Dataset items:
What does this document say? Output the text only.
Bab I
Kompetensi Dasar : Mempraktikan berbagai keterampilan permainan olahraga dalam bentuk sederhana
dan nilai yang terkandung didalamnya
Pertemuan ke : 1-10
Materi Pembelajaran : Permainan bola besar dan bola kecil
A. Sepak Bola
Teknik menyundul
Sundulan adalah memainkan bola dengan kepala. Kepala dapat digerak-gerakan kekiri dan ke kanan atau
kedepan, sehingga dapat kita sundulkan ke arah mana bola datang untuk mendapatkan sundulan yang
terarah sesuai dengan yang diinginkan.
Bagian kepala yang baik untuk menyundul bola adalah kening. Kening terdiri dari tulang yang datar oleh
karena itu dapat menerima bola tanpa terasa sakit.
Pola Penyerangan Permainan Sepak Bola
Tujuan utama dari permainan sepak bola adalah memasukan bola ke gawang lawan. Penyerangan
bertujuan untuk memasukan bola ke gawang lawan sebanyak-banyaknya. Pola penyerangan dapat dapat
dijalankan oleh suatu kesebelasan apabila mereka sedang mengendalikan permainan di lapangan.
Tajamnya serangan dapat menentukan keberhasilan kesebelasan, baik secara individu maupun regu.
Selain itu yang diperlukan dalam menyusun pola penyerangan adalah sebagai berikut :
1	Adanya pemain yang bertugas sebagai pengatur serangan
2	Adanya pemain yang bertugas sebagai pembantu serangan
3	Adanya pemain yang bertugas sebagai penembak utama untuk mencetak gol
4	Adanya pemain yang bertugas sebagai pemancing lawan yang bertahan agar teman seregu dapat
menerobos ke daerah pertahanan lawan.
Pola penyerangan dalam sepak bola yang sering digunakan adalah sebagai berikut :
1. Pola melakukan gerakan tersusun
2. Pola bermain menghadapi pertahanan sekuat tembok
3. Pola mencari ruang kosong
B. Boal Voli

---

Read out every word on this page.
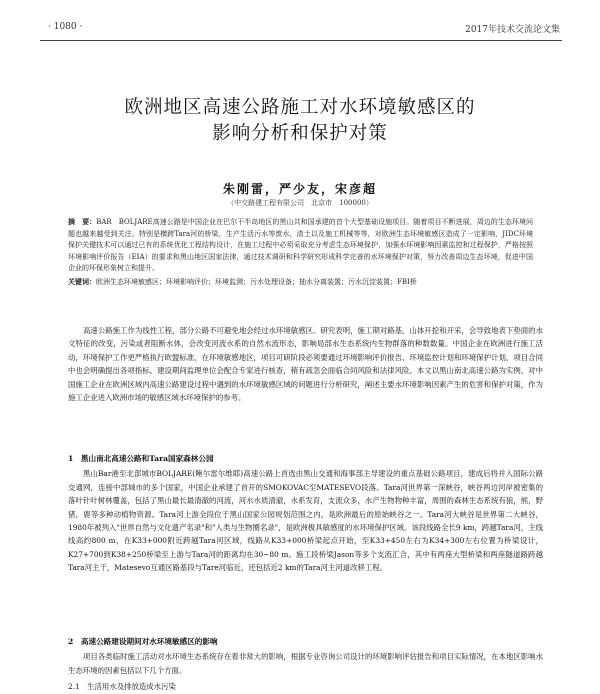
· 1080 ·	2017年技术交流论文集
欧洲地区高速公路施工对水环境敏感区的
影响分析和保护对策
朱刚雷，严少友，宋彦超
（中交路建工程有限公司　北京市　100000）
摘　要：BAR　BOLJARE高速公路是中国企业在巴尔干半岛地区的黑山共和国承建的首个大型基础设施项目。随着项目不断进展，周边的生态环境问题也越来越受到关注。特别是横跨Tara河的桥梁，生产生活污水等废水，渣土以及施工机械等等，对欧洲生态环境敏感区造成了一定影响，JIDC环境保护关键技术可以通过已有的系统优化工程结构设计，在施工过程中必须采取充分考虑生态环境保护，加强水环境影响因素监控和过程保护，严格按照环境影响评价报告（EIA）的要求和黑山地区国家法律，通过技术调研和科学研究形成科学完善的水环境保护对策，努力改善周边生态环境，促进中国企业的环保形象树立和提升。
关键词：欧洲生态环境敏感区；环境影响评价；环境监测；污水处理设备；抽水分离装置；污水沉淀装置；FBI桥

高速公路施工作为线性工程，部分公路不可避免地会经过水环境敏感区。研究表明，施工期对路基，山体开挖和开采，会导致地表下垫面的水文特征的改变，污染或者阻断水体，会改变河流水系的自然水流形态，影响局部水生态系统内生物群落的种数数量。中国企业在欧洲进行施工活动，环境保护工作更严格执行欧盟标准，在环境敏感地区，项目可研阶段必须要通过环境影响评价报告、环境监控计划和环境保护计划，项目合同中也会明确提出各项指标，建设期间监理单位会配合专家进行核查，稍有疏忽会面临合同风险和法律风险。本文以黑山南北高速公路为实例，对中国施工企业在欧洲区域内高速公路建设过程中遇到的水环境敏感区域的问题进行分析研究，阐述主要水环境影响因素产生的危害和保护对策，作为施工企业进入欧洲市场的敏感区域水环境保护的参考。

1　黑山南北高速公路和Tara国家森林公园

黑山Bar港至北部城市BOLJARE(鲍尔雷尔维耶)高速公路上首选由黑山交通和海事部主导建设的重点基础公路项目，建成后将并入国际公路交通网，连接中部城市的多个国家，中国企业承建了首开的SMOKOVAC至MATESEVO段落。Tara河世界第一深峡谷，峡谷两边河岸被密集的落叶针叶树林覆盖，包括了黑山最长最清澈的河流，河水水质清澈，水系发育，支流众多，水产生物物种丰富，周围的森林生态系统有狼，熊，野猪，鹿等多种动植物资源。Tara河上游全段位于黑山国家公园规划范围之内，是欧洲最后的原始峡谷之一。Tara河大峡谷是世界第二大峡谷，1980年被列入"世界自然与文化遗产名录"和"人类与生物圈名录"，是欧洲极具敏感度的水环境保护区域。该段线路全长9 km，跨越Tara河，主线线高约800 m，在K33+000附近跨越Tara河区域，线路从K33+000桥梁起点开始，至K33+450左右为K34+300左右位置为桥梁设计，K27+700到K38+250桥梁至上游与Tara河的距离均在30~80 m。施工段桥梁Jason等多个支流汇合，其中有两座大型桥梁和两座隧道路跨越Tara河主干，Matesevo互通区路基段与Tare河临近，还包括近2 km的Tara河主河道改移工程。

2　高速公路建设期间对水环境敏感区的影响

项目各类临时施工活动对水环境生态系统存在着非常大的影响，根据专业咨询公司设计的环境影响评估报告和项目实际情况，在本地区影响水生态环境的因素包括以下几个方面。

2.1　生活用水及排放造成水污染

==

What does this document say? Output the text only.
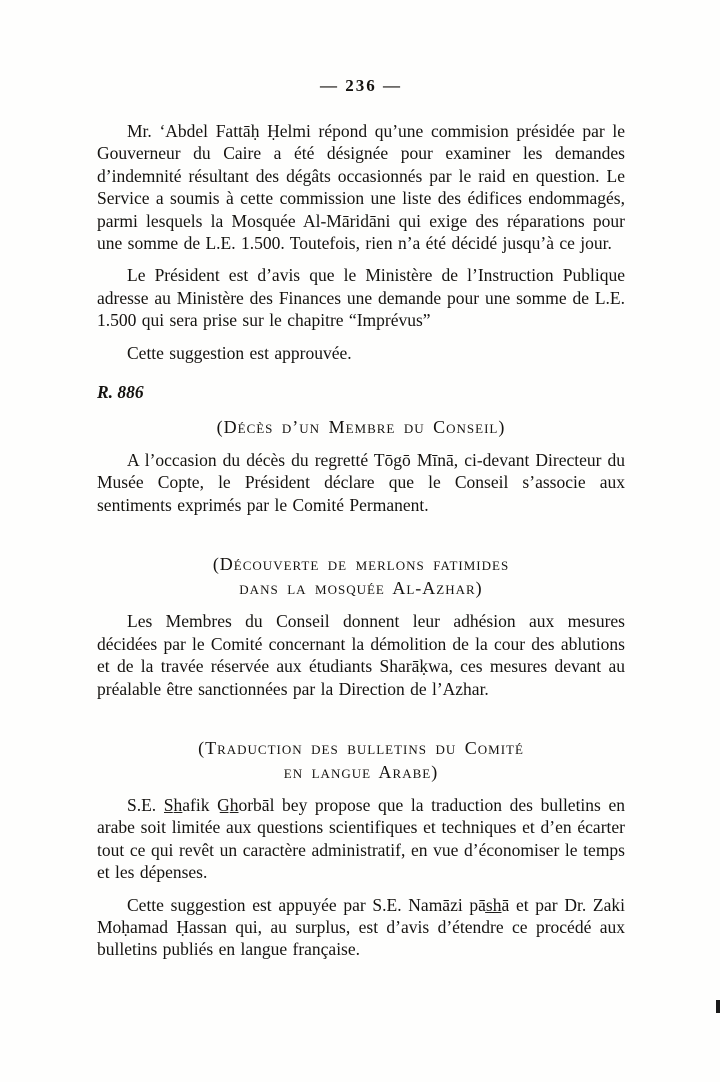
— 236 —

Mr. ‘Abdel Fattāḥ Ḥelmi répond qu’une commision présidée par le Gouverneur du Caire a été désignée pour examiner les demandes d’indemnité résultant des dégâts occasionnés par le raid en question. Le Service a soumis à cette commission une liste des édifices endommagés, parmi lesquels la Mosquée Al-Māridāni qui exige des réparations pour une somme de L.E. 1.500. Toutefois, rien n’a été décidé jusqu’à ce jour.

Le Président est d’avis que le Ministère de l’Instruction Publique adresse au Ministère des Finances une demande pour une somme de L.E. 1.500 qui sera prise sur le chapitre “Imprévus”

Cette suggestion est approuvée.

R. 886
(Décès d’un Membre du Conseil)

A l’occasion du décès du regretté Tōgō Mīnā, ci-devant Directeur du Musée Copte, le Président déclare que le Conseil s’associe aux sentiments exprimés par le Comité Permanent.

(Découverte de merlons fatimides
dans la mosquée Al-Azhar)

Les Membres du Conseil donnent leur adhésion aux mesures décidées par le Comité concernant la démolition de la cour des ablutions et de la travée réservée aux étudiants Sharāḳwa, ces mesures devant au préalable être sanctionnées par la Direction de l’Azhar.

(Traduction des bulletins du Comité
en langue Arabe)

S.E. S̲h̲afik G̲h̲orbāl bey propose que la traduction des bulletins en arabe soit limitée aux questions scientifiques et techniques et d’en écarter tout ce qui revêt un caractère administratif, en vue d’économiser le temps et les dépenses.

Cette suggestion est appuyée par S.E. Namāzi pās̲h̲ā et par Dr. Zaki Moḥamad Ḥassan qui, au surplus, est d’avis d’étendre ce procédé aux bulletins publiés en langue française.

_Requirement_: Return only those lines of the records that contain the string "gerakan".

_Full response_:
Sundulan adalah memainkan bola dengan kepala. Kepala dapat digerak-gerakan kekiri dan ke kanan atau
1. Pola melakukan gerakan tersusun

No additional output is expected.